■ Task ■
What follows is a block of records; restate each one word for word.

(Entries with figure data)
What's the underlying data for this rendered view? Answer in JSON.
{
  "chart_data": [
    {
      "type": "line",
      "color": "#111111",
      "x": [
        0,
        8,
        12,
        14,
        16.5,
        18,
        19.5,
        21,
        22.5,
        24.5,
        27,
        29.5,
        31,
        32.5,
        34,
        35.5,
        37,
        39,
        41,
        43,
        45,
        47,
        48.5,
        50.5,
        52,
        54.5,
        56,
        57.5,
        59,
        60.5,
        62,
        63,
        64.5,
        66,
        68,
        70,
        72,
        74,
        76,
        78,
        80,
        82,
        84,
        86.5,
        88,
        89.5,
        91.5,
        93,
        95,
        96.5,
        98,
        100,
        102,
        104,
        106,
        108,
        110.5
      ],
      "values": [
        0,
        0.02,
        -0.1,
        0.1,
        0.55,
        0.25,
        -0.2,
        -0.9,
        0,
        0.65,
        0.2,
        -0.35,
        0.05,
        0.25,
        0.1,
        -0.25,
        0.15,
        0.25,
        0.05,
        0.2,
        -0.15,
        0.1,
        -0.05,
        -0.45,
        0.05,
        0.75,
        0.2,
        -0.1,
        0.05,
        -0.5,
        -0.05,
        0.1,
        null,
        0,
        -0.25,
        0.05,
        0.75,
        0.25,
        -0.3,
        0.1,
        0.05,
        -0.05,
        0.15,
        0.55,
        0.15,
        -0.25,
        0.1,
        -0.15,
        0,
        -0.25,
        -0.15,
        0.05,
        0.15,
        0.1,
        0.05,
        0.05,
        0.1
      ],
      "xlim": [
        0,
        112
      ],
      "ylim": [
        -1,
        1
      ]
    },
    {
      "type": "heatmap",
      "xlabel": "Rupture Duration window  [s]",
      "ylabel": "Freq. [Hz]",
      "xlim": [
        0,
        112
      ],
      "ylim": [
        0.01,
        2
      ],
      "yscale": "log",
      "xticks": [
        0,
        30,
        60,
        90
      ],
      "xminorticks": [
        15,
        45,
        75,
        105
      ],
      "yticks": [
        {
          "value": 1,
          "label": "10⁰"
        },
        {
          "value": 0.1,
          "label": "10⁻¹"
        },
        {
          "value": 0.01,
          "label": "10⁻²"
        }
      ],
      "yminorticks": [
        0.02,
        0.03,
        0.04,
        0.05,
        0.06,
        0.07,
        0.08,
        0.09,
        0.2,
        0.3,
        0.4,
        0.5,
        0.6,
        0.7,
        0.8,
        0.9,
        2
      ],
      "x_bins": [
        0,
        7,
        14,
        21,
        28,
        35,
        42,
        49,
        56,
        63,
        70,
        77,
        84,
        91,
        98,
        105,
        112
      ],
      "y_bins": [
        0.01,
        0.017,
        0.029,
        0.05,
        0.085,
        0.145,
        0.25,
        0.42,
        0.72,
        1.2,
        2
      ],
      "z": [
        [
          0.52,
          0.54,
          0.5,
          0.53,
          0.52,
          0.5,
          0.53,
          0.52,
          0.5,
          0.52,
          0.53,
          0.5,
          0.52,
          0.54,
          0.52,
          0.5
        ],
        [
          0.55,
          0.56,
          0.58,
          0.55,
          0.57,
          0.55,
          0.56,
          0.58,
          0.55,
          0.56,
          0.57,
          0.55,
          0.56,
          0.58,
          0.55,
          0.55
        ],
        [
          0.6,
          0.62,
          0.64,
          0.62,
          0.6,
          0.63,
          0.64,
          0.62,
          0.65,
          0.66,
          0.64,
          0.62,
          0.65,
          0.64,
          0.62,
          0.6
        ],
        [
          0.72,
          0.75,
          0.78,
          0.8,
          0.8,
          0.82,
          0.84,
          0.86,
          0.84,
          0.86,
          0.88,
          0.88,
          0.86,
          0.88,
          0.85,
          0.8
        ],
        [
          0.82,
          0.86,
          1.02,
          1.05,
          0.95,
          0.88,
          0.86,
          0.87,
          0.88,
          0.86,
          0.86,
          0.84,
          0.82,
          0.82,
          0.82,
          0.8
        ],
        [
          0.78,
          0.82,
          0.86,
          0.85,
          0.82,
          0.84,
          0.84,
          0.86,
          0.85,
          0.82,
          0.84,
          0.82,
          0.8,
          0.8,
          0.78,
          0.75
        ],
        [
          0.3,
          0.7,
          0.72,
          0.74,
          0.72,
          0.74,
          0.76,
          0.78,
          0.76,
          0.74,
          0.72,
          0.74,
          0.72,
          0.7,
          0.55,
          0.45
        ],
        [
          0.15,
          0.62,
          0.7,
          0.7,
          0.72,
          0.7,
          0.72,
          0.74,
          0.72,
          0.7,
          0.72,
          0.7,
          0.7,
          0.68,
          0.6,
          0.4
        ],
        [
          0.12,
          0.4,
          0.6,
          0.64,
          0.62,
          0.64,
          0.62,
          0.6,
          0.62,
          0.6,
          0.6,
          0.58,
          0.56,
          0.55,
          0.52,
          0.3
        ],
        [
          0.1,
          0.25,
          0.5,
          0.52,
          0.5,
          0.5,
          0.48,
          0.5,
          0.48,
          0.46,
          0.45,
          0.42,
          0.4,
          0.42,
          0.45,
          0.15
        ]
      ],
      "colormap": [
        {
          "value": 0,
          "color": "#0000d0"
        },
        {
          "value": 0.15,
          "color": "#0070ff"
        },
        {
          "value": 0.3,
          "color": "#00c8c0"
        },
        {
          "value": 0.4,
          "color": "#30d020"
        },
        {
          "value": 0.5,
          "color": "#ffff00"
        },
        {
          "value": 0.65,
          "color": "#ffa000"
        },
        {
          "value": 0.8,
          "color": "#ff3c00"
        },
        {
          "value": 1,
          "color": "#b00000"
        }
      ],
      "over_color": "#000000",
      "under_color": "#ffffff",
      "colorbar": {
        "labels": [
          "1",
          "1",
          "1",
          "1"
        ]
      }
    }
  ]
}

■ Solution for this problem ■
What's the underlying data for this rendered view? Answer in JSON.
{
  "chart_data": [
    {
      "type": "line",
      "color": "#111111",
      "x": [
        0,
        8,
        12,
        14,
        16.5,
        18,
        19.5,
        21,
        22.5,
        24.5,
        27,
        29.5,
        31,
        32.5,
        34,
        35.5,
        37,
        39,
        41,
        43,
        45,
        47,
        48.5,
        50.5,
        52,
        54.5,
        56,
        57.5,
        59,
        60.5,
        62,
        63,
        64.5,
        66,
        68,
        70,
        72,
        74,
        76,
        78,
        80,
        82,
        84,
        86.5,
        88,
        89.5,
        91.5,
        93,
        95,
        96.5,
        98,
        100,
        102,
        104,
        106,
        108,
        110.5
      ],
      "values": [
        0,
        0.02,
        -0.1,
        0.1,
        0.55,
        0.25,
        -0.2,
        -0.9,
        0,
        0.65,
        0.2,
        -0.35,
        0.05,
        0.25,
        0.1,
        -0.25,
        0.15,
        0.25,
        0.05,
        0.2,
        -0.15,
        0.1,
        -0.05,
        -0.45,
        0.05,
        0.75,
        0.2,
        -0.1,
        0.05,
        -0.5,
        -0.05,
        0.1,
        null,
        0,
        -0.25,
        0.05,
        0.75,
        0.25,
        -0.3,
        0.1,
        0.05,
        -0.05,
        0.15,
        0.55,
        0.15,
        -0.25,
        0.1,
        -0.15,
        0,
        -0.25,
        -0.15,
        0.05,
        0.15,
        0.1,
        0.05,
        0.05,
        0.1
      ],
      "xlim": [
        0,
        112
      ],
      "ylim": [
        -1,
        1
      ]
    },
    {
      "type": "heatmap",
      "xlabel": "Rupture Duration window  [s]",
      "ylabel": "Freq. [Hz]",
      "xlim": [
        0,
        112
      ],
      "ylim": [
        0.01,
        2
      ],
      "yscale": "log",
      "xticks": [
        0,
        30,
        60,
        90
      ],
      "xminorticks": [
        15,
        45,
        75,
        105
      ],
      "yticks": [
        {
          "value": 1,
          "label": "10⁰"
        },
        {
          "value": 0.1,
          "label": "10⁻¹"
        },
        {
          "value": 0.01,
          "label": "10⁻²"
        }
      ],
      "yminorticks": [
        0.02,
        0.03,
        0.04,
        0.05,
        0.06,
        0.07,
        0.08,
        0.09,
        0.2,
        0.3,
        0.4,
        0.5,
        0.6,
        0.7,
        0.8,
        0.9,
        2
      ],
      "x_bins": [
        0,
        7,
        14,
        21,
        28,
        35,
        42,
        49,
        56,
        63,
        70,
        77,
        84,
        91,
        98,
        105,
        112
      ],
      "y_bins": [
        0.01,
        0.017,
        0.029,
        0.05,
        0.085,
        0.145,
        0.25,
        0.42,
        0.72,
        1.2,
        2
      ],
      "z": [
        [
          0.52,
          0.54,
          0.5,
          0.53,
          0.52,
          0.5,
          0.53,
          0.52,
          0.5,
          0.52,
          0.53,
          0.5,
          0.52,
          0.54,
          0.52,
          0.5
        ],
        [
          0.55,
          0.56,
          0.58,
          0.55,
          0.57,
          0.55,
          0.56,
          0.58,
          0.55,
          0.56,
          0.57,
          0.55,
          0.56,
          0.58,
          0.55,
          0.55
        ],
        [
          0.6,
          0.62,
          0.64,
          0.62,
          0.6,
          0.63,
          0.64,
          0.62,
          0.65,
          0.66,
          0.64,
          0.62,
          0.65,
          0.64,
          0.62,
          0.6
        ],
        [
          0.72,
          0.75,
          0.78,
          0.8,
          0.8,
          0.82,
          0.84,
          0.86,
          0.84,
          0.86,
          0.88,
          0.88,
          0.86,
          0.88,
          0.85,
          0.8
        ],
        [
          0.82,
          0.86,
          1.02,
          1.05,
          0.95,
          0.88,
          0.86,
          0.87,
          0.88,
          0.86,
          0.86,
          0.84,
          0.82,
          0.82,
          0.82,
          0.8
        ],
        [
          0.78,
          0.82,
          0.86,
          0.85,
          0.82,
          0.84,
          0.84,
          0.86,
          0.85,
          0.82,
          0.84,
          0.82,
          0.8,
          0.8,
          0.78,
          0.75
        ],
        [
          0.3,
          0.7,
          0.72,
          0.74,
          0.72,
          0.74,
          0.76,
          0.78,
          0.76,
          0.74,
          0.72,
          0.74,
          0.72,
          0.7,
          0.55,
          0.45
        ],
        [
          0.15,
          0.62,
          0.7,
          0.7,
          0.72,
          0.7,
          0.72,
          0.74,
          0.72,
          0.7,
          0.72,
          0.7,
          0.7,
          0.68,
          0.6,
          0.4
        ],
        [
          0.12,
          0.4,
          0.6,
          0.64,
          0.62,
          0.64,
          0.62,
          0.6,
          0.62,
          0.6,
          0.6,
          0.58,
          0.56,
          0.55,
          0.52,
          0.3
        ],
        [
          0.1,
          0.25,
          0.5,
          0.52,
          0.5,
          0.5,
          0.48,
          0.5,
          0.48,
          0.46,
          0.45,
          0.42,
          0.4,
          0.42,
          0.45,
          0.15
        ]
      ],
      "colormap": [
        {
          "value": 0,
          "color": "#0000d0"
        },
        {
          "value": 0.15,
          "color": "#0070ff"
        },
        {
          "value": 0.3,
          "color": "#00c8c0"
        },
        {
          "value": 0.4,
          "color": "#30d020"
        },
        {
          "value": 0.5,
          "color": "#ffff00"
        },
        {
          "value": 0.65,
          "color": "#ffa000"
        },
        {
          "value": 0.8,
          "color": "#ff3c00"
        },
        {
          "value": 1,
          "color": "#b00000"
        }
      ],
      "over_color": "#000000",
      "under_color": "#ffffff",
      "colorbar": {
        "labels": [
          "1",
          "1",
          "1",
          "1"
        ]
      }
    }
  ]
}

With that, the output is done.